ЧТО НУЖНО СДЕЛАТЬ>
**A.** Приведите часть фрагмента о феминистской теории от слов «Критика феминисткой теории» до слов «заключившие эгалитарные браки.», заменив «эгалитарные браки» на «равноправные браки».
**B.** Изложите короче абзац фрагмента о феминистской теории, начинающийся словами «Одним из важнейших направлений феминизма», сохранив его основные факты.

ФРАГМЕНТ>
■ ■ ■ ■ ■ ■ ■

Внимание к социо-культурному разнообразию, которое возникло из-за связи гендера, класса и расы привело к появлению целой области для междисциплинарных исследований. Феминистская теория рассматривает мужчин как гендерных существ, чтобы сделать видимыми их проблемы[29].
Одним из важнейших направлений феминизма, особенно важным для дальнейшего раскрытия нашей темы является "культурный феминизм". Он делает акцент на расширение прав и возможностей женщин, подчеркивая те положительные качества, которые связаны с выполнением женских социальных ролей таких, как воспитание, уход, кооперация и др.[30] Вопрос состоит в том, сколько женщин придерживаются феминного гендера, а сколько женщин отличаются от него. Дискуссия о степени гендерных различий или гендерного сходства позволила культурному феминизму стать отдельной ветвью феминистской теории, тесно связанной с либеральным феминизмом, цель которого также состоит в укреплении социального и экономического положения женщин и приобретении им достаточно высокого социального статуса.
Критика феминисткой теории гендера основывается на положении о том, что, делая акцент на гендерных различиях и гендерной виктимизации женщин мужчинами, эта теория, как правило, сводит к минимуму практические преимущества браков. Утверждение, что брак может быть патриархальным, также предполагает экономическую и социальную поддержку женщины. В патриархальных браках женщины играют важную роль в повседневной жизни. Феминистки также не могут объяснить, почему женщины, находящиеся в традиционных патриархальных браках, удовлетворены своим выбором не меньше, чем женщины, заключившие эгалитарные браки.

■ ■ ■ ■ ■ ■ ■

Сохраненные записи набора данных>
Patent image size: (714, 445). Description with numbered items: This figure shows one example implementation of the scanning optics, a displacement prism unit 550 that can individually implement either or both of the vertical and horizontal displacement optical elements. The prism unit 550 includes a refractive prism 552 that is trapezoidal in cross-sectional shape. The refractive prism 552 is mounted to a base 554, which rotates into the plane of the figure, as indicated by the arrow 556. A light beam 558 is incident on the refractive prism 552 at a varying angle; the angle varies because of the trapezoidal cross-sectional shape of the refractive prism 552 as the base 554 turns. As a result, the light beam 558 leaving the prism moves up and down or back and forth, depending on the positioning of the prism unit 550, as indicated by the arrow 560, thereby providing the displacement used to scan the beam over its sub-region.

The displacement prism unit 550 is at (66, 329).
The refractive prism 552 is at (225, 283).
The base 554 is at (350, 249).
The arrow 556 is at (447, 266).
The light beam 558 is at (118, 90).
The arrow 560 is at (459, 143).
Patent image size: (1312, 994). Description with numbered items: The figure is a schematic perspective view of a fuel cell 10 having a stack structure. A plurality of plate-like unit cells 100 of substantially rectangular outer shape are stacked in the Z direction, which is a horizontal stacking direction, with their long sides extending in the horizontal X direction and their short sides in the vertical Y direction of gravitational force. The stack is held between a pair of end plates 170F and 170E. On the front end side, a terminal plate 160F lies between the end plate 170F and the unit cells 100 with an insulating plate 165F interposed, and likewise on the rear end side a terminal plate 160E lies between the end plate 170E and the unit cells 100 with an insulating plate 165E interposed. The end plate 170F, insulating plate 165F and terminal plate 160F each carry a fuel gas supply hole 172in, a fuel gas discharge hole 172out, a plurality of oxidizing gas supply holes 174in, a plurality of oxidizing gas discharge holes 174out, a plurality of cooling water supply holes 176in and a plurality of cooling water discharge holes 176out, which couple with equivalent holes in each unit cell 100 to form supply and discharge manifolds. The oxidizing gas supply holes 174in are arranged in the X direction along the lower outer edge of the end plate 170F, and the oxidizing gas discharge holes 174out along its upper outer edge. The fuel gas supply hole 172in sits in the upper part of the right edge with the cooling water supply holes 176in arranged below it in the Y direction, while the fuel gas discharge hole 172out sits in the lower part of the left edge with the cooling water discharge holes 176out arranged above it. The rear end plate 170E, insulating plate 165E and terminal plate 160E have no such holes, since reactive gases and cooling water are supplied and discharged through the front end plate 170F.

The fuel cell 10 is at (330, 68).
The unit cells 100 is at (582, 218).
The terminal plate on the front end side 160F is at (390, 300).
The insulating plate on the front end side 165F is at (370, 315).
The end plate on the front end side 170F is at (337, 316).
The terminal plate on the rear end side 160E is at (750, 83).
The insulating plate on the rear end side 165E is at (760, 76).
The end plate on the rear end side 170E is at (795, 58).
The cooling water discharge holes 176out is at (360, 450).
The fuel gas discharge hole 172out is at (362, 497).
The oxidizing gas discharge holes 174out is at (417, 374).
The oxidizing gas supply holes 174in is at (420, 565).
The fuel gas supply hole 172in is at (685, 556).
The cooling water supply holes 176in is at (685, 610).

■ ■ ■ ■ ■ ■ ■

СПИСОК РЕШЕНИЙ>
**A.**
Критика феминисткой теории гендера основывается на положении о том, что, делая акцент на гендерных различиях и гендерной виктимизации женщин мужчинами, эта теория, как правило, сводит к минимуму практические преимущества браков. Утверждение, что брак может быть патриархальным, также предполагает экономическую и социальную поддержку женщины. В патриархальных браках женщины играют важную роль в повседневной жизни. Феминистки также не могут объяснить, почему женщины, находящиеся в традиционных патриархальных браках, удовлетворены своим выбором не меньше, чем женщины, заключившие равноправные браки.

**B.** Культурный феминизм — одно из важнейших направлений феминизма. Он делает акцент на расширении прав и возможностей женщин и подчеркивает положительные качества, связанные с выполнением женских социальных ролей: воспитанием, уходом, кооперацией. Центральный вопрос — сколько женщин придерживаются феминного гендера, а сколько от него отличаются. Дискуссия о степени гендерных различий и сходства сделала культурный феминизм отдельной ветвью феминистской теории. Эта ветвь тесно связана с либеральным феминизмом, который также стремится укрепить социальное и экономическое положение женщин и обеспечить им достаточно высокий социальный статус.